= AIM OF THE TASK =
Every record should be written out exactly, please.
_ _ _ _
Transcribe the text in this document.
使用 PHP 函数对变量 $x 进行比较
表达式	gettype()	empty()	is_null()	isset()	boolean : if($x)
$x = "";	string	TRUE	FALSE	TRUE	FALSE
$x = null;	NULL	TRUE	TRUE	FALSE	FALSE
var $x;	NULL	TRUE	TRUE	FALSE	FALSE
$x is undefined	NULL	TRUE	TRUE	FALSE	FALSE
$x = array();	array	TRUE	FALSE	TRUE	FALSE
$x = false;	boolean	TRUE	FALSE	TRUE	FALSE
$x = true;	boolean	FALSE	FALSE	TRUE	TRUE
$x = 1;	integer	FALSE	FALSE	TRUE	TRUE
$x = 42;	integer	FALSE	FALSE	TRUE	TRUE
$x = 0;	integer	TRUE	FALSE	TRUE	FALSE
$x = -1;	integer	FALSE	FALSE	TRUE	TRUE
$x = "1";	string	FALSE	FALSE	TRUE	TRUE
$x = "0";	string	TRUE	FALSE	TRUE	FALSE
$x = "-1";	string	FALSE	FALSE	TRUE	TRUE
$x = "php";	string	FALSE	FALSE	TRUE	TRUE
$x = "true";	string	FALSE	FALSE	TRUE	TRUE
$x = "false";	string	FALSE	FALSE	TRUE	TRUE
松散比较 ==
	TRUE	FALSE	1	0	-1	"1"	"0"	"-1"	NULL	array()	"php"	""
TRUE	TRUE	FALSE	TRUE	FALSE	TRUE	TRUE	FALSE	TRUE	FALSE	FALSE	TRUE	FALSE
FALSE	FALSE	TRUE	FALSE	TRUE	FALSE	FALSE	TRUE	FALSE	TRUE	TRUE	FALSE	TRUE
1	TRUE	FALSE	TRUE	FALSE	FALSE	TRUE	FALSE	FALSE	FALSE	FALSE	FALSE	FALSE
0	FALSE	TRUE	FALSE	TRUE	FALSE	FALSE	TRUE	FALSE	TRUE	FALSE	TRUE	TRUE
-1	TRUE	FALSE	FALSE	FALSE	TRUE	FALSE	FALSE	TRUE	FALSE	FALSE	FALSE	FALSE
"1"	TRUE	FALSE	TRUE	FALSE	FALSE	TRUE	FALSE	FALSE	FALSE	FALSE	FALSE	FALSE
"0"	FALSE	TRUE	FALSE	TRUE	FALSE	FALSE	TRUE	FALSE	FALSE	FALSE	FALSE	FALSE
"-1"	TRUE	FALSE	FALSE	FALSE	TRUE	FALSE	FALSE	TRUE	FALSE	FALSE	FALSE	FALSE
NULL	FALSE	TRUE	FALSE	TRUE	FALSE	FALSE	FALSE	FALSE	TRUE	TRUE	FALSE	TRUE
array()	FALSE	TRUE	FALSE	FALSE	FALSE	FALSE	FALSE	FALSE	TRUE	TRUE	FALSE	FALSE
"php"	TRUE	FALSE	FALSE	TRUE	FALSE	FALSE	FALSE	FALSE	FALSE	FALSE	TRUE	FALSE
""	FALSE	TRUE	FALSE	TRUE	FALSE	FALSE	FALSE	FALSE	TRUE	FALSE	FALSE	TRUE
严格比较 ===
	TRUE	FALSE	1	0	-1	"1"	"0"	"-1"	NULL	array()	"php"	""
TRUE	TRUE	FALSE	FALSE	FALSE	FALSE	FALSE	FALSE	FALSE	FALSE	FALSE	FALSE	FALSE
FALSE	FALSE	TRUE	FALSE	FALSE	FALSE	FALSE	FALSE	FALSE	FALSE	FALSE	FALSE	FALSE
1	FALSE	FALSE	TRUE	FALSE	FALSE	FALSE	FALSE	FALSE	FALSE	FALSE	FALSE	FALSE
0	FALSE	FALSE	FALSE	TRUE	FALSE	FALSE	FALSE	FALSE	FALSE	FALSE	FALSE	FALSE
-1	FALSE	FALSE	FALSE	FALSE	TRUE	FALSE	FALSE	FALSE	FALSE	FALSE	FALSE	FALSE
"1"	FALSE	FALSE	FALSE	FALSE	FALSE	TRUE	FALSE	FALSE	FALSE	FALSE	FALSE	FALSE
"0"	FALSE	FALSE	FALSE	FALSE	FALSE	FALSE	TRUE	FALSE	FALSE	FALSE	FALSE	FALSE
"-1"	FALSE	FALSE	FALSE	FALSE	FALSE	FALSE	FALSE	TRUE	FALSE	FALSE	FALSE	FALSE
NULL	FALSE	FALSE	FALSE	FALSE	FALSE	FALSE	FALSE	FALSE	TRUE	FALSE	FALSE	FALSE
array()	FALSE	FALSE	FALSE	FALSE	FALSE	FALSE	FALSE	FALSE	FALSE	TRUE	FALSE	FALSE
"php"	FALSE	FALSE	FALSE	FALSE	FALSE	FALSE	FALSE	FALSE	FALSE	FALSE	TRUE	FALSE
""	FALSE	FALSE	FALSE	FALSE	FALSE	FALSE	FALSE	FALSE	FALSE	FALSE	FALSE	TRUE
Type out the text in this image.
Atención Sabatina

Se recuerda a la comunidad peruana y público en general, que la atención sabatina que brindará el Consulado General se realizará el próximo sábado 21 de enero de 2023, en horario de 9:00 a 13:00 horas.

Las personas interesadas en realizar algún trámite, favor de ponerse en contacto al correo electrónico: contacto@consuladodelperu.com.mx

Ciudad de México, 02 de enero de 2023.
_ _ _ _
= RESULT OF THE EXERCISE =
Transcribe the text in this document.
使用 PHP 函数对变量 $x 进行比较
表达式	gettype()	empty()	is_null()	isset()	boolean : if($x)
$x = "";	string	TRUE	FALSE	TRUE	FALSE
$x = null;	NULL	TRUE	TRUE	FALSE	FALSE
var $x;	NULL	TRUE	TRUE	FALSE	FALSE
$x is undefined	NULL	TRUE	TRUE	FALSE	FALSE
$x = array();	array	TRUE	FALSE	TRUE	FALSE
$x = false;	boolean	TRUE	FALSE	TRUE	FALSE
$x = true;	boolean	FALSE	FALSE	TRUE	TRUE
$x = 1;	integer	FALSE	FALSE	TRUE	TRUE
$x = 42;	integer	FALSE	FALSE	TRUE	TRUE
$x = 0;	integer	TRUE	FALSE	TRUE	FALSE
$x = -1;	integer	FALSE	FALSE	TRUE	TRUE
$x = "1";	string	FALSE	FALSE	TRUE	TRUE
$x = "0";	string	TRUE	FALSE	TRUE	FALSE
$x = "-1";	string	FALSE	FALSE	TRUE	TRUE
$x = "php";	string	FALSE	FALSE	TRUE	TRUE
$x = "true";	string	FALSE	FALSE	TRUE	TRUE
$x = "false";	string	FALSE	FALSE	TRUE	TRUE
松散比较 ==
	TRUE	FALSE	1	0	-1	"1"	"0"	"-1"	NULL	array()	"php"	""
TRUE	TRUE	FALSE	TRUE	FALSE	TRUE	TRUE	FALSE	TRUE	FALSE	FALSE	TRUE	FALSE
FALSE	FALSE	TRUE	FALSE	TRUE	FALSE	FALSE	TRUE	FALSE	TRUE	TRUE	FALSE	TRUE
1	TRUE	FALSE	TRUE	FALSE	FALSE	TRUE	FALSE	FALSE	FALSE	FALSE	FALSE	FALSE
0	FALSE	TRUE	FALSE	TRUE	FALSE	FALSE	TRUE	FALSE	TRUE	FALSE	TRUE	TRUE
-1	TRUE	FALSE	FALSE	FALSE	TRUE	FALSE	FALSE	TRUE	FALSE	FALSE	FALSE	FALSE
"1"	TRUE	FALSE	TRUE	FALSE	FALSE	TRUE	FALSE	FALSE	FALSE	FALSE	FALSE	FALSE
"0"	FALSE	TRUE	FALSE	TRUE	FALSE	FALSE	TRUE	FALSE	FALSE	FALSE	FALSE	FALSE
"-1"	TRUE	FALSE	FALSE	FALSE	TRUE	FALSE	FALSE	TRUE	FALSE	FALSE	FALSE	FALSE
NULL	FALSE	TRUE	FALSE	TRUE	FALSE	FALSE	FALSE	FALSE	TRUE	TRUE	FALSE	TRUE
array()	FALSE	TRUE	FALSE	FALSE	FALSE	FALSE	FALSE	FALSE	TRUE	TRUE	FALSE	FALSE
"php"	TRUE	FALSE	FALSE	TRUE	FALSE	FALSE	FALSE	FALSE	FALSE	FALSE	TRUE	FALSE
""	FALSE	TRUE	FALSE	TRUE	FALSE	FALSE	FALSE	FALSE	TRUE	FALSE	FALSE	TRUE
严格比较 ===
	TRUE	FALSE	1	0	-1	"1"	"0"	"-1"	NULL	array()	"php"	""
TRUE	TRUE	FALSE	FALSE	FALSE	FALSE	FALSE	FALSE	FALSE	FALSE	FALSE	FALSE	FALSE
FALSE	FALSE	TRUE	FALSE	FALSE	FALSE	FALSE	FALSE	FALSE	FALSE	FALSE	FALSE	FALSE
1	FALSE	FALSE	TRUE	FALSE	FALSE	FALSE	FALSE	FALSE	FALSE	FALSE	FALSE	FALSE
0	FALSE	FALSE	FALSE	TRUE	FALSE	FALSE	FALSE	FALSE	FALSE	FALSE	FALSE	FALSE
-1	FALSE	FALSE	FALSE	FALSE	TRUE	FALSE	FALSE	FALSE	FALSE	FALSE	FALSE	FALSE
"1"	FALSE	FALSE	FALSE	FALSE	FALSE	TRUE	FALSE	FALSE	FALSE	FALSE	FALSE	FALSE
"0"	FALSE	FALSE	FALSE	FALSE	FALSE	FALSE	TRUE	FALSE	FALSE	FALSE	FALSE	FALSE
"-1"	FALSE	FALSE	FALSE	FALSE	FALSE	FALSE	FALSE	TRUE	FALSE	FALSE	FALSE	FALSE
NULL	FALSE	FALSE	FALSE	FALSE	FALSE	FALSE	FALSE	FALSE	TRUE	FALSE	FALSE	FALSE
array()	FALSE	FALSE	FALSE	FALSE	FALSE	FALSE	FALSE	FALSE	FALSE	TRUE	FALSE	FALSE
"php"	FALSE	FALSE	FALSE	FALSE	FALSE	FALSE	FALSE	FALSE	FALSE	FALSE	TRUE	FALSE
""	FALSE	FALSE	FALSE	FALSE	FALSE	FALSE	FALSE	FALSE	FALSE	FALSE	FALSE	TRUE
Type out the text in this image.
Atención Sabatina

Se recuerda a la comunidad peruana y público en general, que la atención sabatina que brindará el Consulado General se realizará el próximo sábado 21 de enero de 2023, en horario de 9:00 a 13:00 horas.

Las personas interesadas en realizar algún trámite, favor de ponerse en contacto al correo electrónico: contacto@consuladodelperu.com.mx

Ciudad de México, 02 de enero de 2023.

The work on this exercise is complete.